Task description.
Restate the complete material exactly.

(Stored items)
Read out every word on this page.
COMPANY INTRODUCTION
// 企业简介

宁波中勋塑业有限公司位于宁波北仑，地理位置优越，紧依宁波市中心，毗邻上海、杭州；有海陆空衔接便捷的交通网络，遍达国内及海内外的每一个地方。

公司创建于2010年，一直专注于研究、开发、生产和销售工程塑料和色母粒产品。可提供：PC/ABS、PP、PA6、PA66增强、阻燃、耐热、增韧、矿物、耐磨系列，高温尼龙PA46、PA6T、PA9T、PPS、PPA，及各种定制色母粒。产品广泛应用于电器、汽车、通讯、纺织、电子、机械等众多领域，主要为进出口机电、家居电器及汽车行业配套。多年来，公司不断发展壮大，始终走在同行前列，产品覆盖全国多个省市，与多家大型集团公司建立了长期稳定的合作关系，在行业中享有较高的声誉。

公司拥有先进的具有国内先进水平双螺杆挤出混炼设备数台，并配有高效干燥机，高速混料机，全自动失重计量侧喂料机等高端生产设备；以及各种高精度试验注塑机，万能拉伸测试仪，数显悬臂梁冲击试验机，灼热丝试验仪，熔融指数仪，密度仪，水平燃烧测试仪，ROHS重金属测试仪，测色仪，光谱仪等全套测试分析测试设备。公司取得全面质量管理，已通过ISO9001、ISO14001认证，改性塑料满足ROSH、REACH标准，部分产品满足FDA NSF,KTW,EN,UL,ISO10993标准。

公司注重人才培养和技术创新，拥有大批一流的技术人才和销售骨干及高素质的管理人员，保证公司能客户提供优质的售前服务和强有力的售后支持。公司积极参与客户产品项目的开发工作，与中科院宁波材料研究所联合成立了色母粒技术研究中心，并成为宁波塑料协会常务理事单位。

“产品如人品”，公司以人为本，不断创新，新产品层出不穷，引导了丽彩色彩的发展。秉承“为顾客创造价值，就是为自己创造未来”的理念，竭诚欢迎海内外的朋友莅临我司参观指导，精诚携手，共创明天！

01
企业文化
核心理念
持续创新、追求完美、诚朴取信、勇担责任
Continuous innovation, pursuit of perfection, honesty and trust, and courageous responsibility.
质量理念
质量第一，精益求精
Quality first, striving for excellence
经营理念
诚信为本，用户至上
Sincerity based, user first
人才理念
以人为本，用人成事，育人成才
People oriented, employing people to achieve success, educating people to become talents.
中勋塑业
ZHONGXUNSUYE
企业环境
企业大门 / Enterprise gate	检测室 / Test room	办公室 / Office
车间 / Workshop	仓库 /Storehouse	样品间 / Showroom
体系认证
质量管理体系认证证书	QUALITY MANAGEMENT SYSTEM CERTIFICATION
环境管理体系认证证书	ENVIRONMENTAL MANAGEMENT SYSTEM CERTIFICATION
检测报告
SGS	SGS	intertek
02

Reply.
Read out every word on this page.
COMPANY INTRODUCTION
// 企业简介

宁波中勋塑业有限公司位于宁波北仑，地理位置优越，紧依宁波市中心，毗邻上海、杭州；有海陆空衔接便捷的交通网络，遍达国内及海内外的每一个地方。

公司创建于2010年，一直专注于研究、开发、生产和销售工程塑料和色母粒产品。可提供：PC/ABS、PP、PA6、PA66增强、阻燃、耐热、增韧、矿物、耐磨系列，高温尼龙PA46、PA6T、PA9T、PPS、PPA，及各种定制色母粒。产品广泛应用于电器、汽车、通讯、纺织、电子、机械等众多领域，主要为进出口机电、家居电器及汽车行业配套。多年来，公司不断发展壮大，始终走在同行前列，产品覆盖全国多个省市，与多家大型集团公司建立了长期稳定的合作关系，在行业中享有较高的声誉。

公司拥有先进的具有国内先进水平双螺杆挤出混炼设备数台，并配有高效干燥机，高速混料机，全自动失重计量侧喂料机等高端生产设备；以及各种高精度试验注塑机，万能拉伸测试仪，数显悬臂梁冲击试验机，灼热丝试验仪，熔融指数仪，密度仪，水平燃烧测试仪，ROHS重金属测试仪，测色仪，光谱仪等全套测试分析测试设备。公司取得全面质量管理，已通过ISO9001、ISO14001认证，改性塑料满足ROSH、REACH标准，部分产品满足FDA NSF,KTW,EN,UL,ISO10993标准。

公司注重人才培养和技术创新，拥有大批一流的技术人才和销售骨干及高素质的管理人员，保证公司能客户提供优质的售前服务和强有力的售后支持。公司积极参与客户产品项目的开发工作，与中科院宁波材料研究所联合成立了色母粒技术研究中心，并成为宁波塑料协会常务理事单位。

“产品如人品”，公司以人为本，不断创新，新产品层出不穷，引导了丽彩色彩的发展。秉承“为顾客创造价值，就是为自己创造未来”的理念，竭诚欢迎海内外的朋友莅临我司参观指导，精诚携手，共创明天！

01
企业文化
核心理念
持续创新、追求完美、诚朴取信、勇担责任
Continuous innovation, pursuit of perfection, honesty and trust, and courageous responsibility.
质量理念
质量第一，精益求精
Quality first, striving for excellence
经营理念
诚信为本，用户至上
Sincerity based, user first
人才理念
以人为本，用人成事，育人成才
People oriented, employing people to achieve success, educating people to become talents.
中勋塑业
ZHONGXUNSUYE
企业环境
企业大门 / Enterprise gate	检测室 / Test room	办公室 / Office
车间 / Workshop	仓库 /Storehouse	样品间 / Showroom
体系认证
质量管理体系认证证书	QUALITY MANAGEMENT SYSTEM CERTIFICATION
环境管理体系认证证书	ENVIRONMENTAL MANAGEMENT SYSTEM CERTIFICATION
检测报告
SGS	SGS	intertek
02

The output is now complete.